TASK STATEMENT: What lines of the data include the string "minutes"? Copy them all.
┄┄┄┄┄┄┄┄┄┄
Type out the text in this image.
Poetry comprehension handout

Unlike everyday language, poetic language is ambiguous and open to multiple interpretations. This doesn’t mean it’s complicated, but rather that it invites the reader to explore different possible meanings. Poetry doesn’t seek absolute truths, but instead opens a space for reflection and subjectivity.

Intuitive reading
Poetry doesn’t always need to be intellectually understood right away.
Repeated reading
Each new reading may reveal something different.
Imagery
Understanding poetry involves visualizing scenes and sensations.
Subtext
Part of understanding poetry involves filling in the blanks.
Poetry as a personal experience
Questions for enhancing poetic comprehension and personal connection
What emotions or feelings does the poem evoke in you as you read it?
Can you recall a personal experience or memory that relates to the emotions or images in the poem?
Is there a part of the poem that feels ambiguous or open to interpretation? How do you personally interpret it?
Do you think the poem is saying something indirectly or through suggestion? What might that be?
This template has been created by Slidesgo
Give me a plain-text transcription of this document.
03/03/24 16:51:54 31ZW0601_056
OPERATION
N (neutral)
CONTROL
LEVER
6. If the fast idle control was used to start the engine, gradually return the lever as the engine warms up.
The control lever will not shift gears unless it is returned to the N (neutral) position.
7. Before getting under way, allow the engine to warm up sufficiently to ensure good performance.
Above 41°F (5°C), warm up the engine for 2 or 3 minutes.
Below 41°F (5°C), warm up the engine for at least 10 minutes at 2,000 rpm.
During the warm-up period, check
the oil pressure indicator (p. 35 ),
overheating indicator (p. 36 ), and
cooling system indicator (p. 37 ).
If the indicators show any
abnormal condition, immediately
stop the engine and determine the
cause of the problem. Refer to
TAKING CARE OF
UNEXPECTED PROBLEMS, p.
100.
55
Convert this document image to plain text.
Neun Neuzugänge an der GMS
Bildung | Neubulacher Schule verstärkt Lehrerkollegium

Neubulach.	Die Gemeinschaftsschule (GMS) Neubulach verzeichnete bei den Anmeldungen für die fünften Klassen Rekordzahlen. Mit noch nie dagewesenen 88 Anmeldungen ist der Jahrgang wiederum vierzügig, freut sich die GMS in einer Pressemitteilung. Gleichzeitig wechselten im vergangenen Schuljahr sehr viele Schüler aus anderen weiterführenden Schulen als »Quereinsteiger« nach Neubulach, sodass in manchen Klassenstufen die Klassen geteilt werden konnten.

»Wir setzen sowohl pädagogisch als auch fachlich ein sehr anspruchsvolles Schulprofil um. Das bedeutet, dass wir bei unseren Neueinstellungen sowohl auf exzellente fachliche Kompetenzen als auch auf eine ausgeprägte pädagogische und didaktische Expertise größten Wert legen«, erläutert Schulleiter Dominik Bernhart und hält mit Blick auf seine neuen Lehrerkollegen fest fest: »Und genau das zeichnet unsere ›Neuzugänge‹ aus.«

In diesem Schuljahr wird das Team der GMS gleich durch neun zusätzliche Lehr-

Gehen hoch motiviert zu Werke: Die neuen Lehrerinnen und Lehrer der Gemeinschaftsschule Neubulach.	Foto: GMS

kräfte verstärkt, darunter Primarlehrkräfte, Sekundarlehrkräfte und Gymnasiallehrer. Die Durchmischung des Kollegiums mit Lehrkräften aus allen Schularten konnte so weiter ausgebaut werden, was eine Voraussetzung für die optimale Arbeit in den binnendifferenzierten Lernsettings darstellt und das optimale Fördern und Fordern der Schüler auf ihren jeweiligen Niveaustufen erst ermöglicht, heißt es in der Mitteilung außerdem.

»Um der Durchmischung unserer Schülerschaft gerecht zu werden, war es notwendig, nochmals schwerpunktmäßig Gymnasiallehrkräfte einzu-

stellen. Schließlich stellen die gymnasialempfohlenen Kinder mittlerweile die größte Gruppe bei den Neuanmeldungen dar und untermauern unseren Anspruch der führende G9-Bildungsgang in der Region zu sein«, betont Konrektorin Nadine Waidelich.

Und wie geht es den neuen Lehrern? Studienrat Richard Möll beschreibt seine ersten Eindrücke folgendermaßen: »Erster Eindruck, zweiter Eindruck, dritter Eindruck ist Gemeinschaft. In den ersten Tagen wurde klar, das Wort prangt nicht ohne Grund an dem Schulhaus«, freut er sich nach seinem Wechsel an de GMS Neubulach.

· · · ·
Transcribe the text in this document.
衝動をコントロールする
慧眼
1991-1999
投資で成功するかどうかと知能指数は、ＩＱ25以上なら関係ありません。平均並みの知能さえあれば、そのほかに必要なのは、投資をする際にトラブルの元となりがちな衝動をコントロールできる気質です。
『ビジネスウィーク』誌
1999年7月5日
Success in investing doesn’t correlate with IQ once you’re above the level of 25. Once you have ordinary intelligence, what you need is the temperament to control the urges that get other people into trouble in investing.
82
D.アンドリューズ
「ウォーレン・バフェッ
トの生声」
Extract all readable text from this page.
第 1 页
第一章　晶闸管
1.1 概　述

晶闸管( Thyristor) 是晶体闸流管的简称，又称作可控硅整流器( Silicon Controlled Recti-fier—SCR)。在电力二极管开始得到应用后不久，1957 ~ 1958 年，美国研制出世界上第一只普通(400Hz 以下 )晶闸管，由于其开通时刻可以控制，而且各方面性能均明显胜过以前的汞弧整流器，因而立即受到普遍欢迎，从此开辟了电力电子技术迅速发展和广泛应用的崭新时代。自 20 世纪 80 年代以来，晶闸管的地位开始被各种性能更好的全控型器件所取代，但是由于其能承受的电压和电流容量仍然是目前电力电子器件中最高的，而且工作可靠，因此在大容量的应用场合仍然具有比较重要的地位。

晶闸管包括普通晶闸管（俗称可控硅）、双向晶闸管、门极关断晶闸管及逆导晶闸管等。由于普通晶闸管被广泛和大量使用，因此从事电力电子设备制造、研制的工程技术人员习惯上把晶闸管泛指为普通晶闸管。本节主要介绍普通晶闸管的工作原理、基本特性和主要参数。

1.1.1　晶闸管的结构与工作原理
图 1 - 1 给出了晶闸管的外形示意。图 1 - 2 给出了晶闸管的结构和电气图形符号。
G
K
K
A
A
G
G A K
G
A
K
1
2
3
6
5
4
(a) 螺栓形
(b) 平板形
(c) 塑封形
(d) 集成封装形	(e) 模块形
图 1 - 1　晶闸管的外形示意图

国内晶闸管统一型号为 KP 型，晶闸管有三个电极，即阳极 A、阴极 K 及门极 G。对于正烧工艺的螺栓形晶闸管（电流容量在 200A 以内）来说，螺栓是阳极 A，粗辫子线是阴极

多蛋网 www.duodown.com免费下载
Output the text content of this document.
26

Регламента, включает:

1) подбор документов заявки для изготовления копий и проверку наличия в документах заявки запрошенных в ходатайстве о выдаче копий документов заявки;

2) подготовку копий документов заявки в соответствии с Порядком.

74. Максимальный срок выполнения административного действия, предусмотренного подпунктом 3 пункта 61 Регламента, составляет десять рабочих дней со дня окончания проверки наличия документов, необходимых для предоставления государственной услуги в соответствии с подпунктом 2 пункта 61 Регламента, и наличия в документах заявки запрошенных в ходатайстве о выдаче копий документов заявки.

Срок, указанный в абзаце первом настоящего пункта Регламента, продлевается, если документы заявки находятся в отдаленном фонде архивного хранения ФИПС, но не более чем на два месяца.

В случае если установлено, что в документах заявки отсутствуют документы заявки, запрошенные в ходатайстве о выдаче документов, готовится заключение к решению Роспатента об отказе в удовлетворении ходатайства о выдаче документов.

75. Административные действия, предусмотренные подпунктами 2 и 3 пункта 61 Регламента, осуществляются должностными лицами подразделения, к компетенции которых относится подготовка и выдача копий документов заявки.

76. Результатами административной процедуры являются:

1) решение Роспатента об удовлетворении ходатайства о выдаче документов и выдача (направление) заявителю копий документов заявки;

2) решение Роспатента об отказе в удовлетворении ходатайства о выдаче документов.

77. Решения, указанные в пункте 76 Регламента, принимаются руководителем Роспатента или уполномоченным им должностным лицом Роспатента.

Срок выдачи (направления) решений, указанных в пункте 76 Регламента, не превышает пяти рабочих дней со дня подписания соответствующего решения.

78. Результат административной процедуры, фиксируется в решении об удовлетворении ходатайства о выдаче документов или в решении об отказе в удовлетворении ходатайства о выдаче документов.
┄┄┄┄┄┄┄┄┄┄
REPLY:
Above 41°F (5°C), warm up the engine for 2 or 3 minutes.
Below 41°F (5°C), warm up the engine for at least 10 minutes at 2,000 rpm.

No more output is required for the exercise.